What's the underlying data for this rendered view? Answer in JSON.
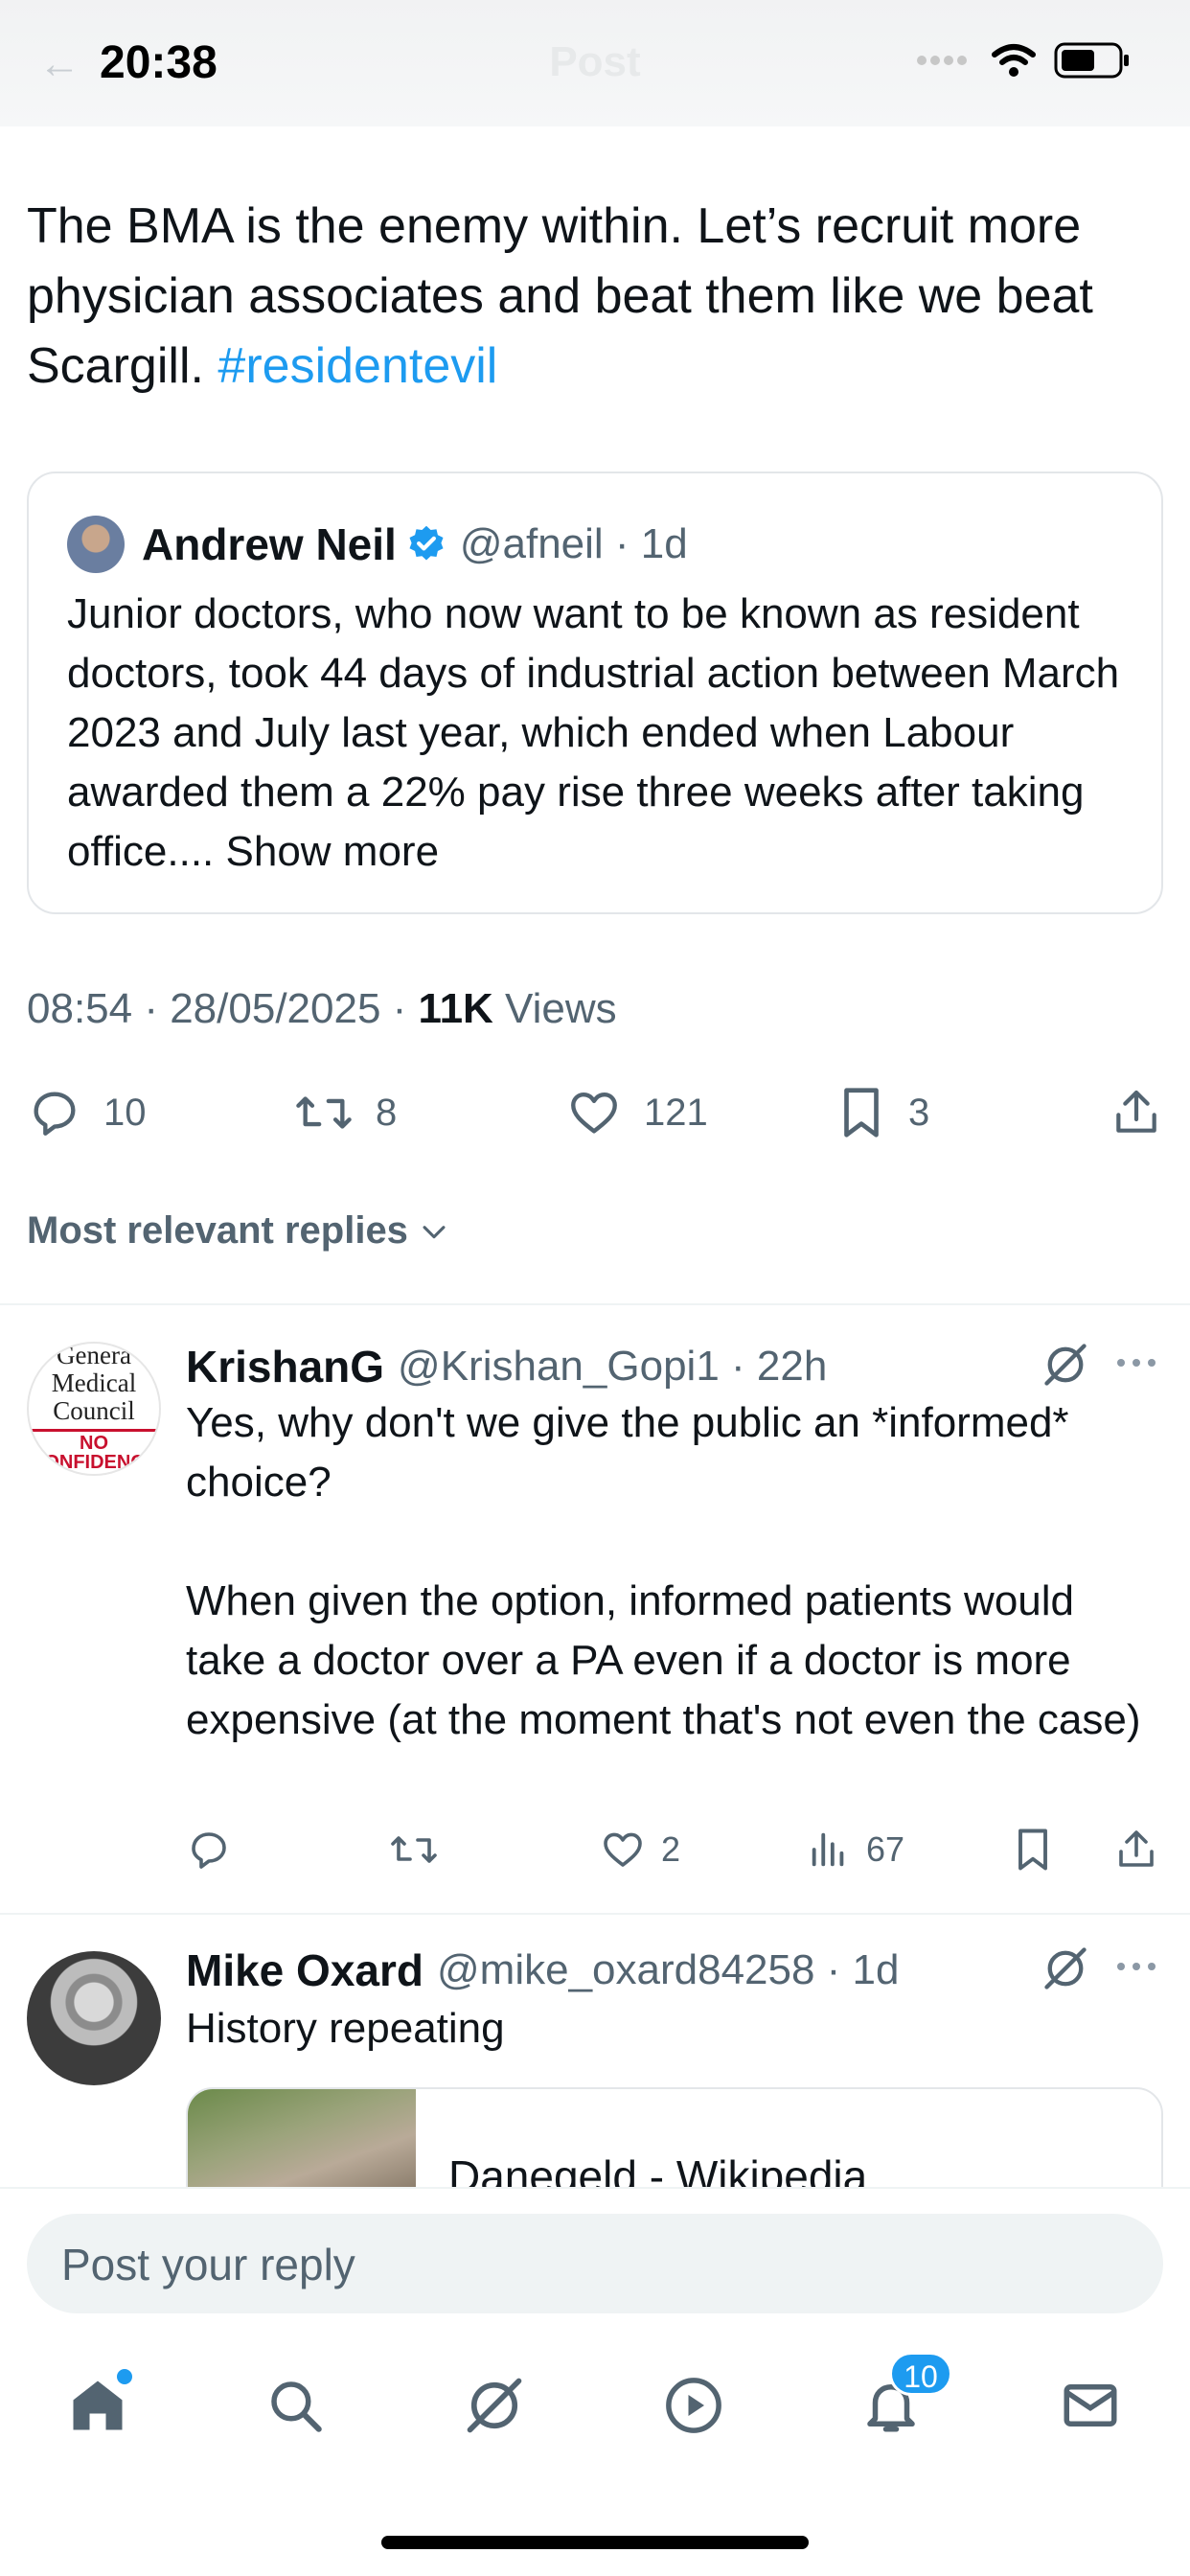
{
  "status_bar": {
    "time": "20:38",
    "header_title": "Post"
  },
  "post": {
    "text": "The BMA is the enemy within. Let’s recruit more physician associates and beat them like we beat Scargill. ",
    "hashtag": "#residentevil",
    "timestamp": "08:54 · 28/05/2025 · ",
    "views_count": "11K",
    "views_label": " Views",
    "replies": "10",
    "reposts": "8",
    "likes": "121",
    "bookmarks": "3"
  },
  "quote": {
    "name": "Andrew Neil",
    "handle": "@afneil · 1d",
    "body": "Junior doctors, who now want to be known as resident doctors, took 44 days of industrial action between March 2023 and July last year, which ended when Labour awarded them a 22%  pay rise three weeks after taking office....",
    "show_more": "Show more"
  },
  "replies_filter": "Most relevant replies",
  "replies": [
    {
      "name": "KrishanG",
      "handle": "@Krishan_Gopi1 · 22h",
      "avatar_lines": [
        "Genera",
        "Medical",
        "Council"
      ],
      "avatar_badge": "NO CONFIDENCE",
      "body": "Yes, why don't we give the public an *informed* choice?\n\nWhen given the option, informed patients would take a doctor over a PA even if a doctor is more expensive (at the moment that's not even the case)",
      "likes": "2",
      "views": "67"
    },
    {
      "name": "Mike Oxard",
      "handle": "@mike_oxard84258 · 1d",
      "body": "History repeating",
      "link_title": "Danegeld - Wikipedia"
    }
  ],
  "compose": {
    "placeholder": "Post your reply"
  },
  "tabbar": {
    "notifications_badge": "10"
  },
  "colors": {
    "accent": "#1d9bf0",
    "secondary_text": "#536471",
    "primary_text": "#0f1419"
  }
}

#### What you should do:
For the material above, repeat each line exactly and leave out the pictures.

#### Written response:
What's the underlying data for this rendered view? Answer in JSON.
{
  "status_bar": {
    "time": "20:38",
    "header_title": "Post"
  },
  "post": {
    "text": "The BMA is the enemy within. Let’s recruit more physician associates and beat them like we beat Scargill. ",
    "hashtag": "#residentevil",
    "timestamp": "08:54 · 28/05/2025 · ",
    "views_count": "11K",
    "views_label": " Views",
    "replies": "10",
    "reposts": "8",
    "likes": "121",
    "bookmarks": "3"
  },
  "quote": {
    "name": "Andrew Neil",
    "handle": "@afneil · 1d",
    "body": "Junior doctors, who now want to be known as resident doctors, took 44 days of industrial action between March 2023 and July last year, which ended when Labour awarded them a 22%  pay rise three weeks after taking office....",
    "show_more": "Show more"
  },
  "replies_filter": "Most relevant replies",
  "replies": [
    {
      "name": "KrishanG",
      "handle": "@Krishan_Gopi1 · 22h",
      "avatar_lines": [
        "Genera",
        "Medical",
        "Council"
      ],
      "avatar_badge": "NO CONFIDENCE",
      "body": "Yes, why don't we give the public an *informed* choice?\n\nWhen given the option, informed patients would take a doctor over a PA even if a doctor is more expensive (at the moment that's not even the case)",
      "likes": "2",
      "views": "67"
    },
    {
      "name": "Mike Oxard",
      "handle": "@mike_oxard84258 · 1d",
      "body": "History repeating",
      "link_title": "Danegeld - Wikipedia"
    }
  ],
  "compose": {
    "placeholder": "Post your reply"
  },
  "tabbar": {
    "notifications_badge": "10"
  },
  "colors": {
    "accent": "#1d9bf0",
    "secondary_text": "#536471",
    "primary_text": "#0f1419"
  }
}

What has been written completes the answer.